----- Data for processing -----
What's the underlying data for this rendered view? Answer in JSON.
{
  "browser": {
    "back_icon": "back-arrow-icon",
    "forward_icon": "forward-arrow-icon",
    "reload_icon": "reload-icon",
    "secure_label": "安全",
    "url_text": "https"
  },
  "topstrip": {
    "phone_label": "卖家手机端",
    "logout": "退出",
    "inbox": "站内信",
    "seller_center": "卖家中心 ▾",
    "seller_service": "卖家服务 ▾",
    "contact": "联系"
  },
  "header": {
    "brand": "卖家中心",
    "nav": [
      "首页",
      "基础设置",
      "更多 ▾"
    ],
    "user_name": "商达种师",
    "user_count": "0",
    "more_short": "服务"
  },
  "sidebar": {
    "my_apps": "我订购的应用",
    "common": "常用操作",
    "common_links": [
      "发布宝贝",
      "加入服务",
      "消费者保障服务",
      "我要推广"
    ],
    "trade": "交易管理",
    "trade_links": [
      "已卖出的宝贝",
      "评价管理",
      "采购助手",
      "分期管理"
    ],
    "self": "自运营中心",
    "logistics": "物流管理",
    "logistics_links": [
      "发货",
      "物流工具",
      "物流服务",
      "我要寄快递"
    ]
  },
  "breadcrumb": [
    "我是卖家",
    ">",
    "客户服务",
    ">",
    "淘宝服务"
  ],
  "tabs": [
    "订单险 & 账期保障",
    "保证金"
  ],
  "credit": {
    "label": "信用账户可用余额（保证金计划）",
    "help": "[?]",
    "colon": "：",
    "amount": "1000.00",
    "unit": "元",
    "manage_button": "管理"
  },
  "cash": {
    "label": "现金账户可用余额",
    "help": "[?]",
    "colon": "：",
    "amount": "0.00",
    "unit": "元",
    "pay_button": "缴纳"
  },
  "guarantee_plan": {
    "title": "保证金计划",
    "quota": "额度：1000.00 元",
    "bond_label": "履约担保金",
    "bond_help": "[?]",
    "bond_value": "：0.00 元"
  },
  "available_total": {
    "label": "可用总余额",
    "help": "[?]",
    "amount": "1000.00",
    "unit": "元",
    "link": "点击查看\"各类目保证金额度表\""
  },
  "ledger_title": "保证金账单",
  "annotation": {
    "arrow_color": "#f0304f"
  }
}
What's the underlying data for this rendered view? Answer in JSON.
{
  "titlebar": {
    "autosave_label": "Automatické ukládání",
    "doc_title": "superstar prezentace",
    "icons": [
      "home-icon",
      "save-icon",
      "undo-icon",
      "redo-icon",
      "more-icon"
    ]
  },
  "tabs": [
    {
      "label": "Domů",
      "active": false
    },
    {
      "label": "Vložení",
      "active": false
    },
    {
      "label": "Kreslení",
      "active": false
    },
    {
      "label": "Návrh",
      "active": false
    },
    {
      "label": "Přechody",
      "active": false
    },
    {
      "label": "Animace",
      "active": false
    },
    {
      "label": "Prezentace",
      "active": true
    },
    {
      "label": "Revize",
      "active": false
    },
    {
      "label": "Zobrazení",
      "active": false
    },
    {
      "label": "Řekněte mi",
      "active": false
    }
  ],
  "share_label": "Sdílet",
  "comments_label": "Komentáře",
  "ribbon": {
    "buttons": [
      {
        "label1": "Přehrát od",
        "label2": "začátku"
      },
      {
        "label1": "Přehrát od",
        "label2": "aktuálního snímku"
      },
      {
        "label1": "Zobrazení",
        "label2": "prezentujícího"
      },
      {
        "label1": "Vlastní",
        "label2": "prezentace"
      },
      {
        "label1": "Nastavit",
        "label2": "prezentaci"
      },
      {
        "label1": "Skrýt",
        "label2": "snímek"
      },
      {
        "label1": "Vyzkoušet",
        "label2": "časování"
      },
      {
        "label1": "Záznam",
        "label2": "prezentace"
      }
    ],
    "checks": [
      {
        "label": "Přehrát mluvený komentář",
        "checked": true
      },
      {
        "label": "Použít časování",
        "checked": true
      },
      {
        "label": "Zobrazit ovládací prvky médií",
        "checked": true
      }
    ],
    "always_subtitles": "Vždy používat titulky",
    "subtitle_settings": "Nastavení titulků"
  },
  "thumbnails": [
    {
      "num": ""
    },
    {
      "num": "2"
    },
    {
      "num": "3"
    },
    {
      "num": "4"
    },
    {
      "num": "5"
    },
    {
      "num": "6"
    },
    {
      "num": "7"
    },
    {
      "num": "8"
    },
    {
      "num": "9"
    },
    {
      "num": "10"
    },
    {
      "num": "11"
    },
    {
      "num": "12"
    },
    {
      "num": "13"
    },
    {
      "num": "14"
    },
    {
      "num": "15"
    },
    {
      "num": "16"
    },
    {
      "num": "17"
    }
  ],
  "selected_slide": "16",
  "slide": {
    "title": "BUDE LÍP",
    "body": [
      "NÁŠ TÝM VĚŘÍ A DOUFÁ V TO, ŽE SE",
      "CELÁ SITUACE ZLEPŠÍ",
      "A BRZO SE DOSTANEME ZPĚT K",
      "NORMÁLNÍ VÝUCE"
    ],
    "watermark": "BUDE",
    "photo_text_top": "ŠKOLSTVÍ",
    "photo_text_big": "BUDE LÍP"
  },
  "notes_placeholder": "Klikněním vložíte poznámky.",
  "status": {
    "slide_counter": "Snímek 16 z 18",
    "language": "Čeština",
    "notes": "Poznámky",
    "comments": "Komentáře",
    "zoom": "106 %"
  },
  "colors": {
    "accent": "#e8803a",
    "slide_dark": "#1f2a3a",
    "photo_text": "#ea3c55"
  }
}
-----
What you need to do | Find every line in the entries that includes the word "časování", then state how many there are and nothing else.

Complete output | 2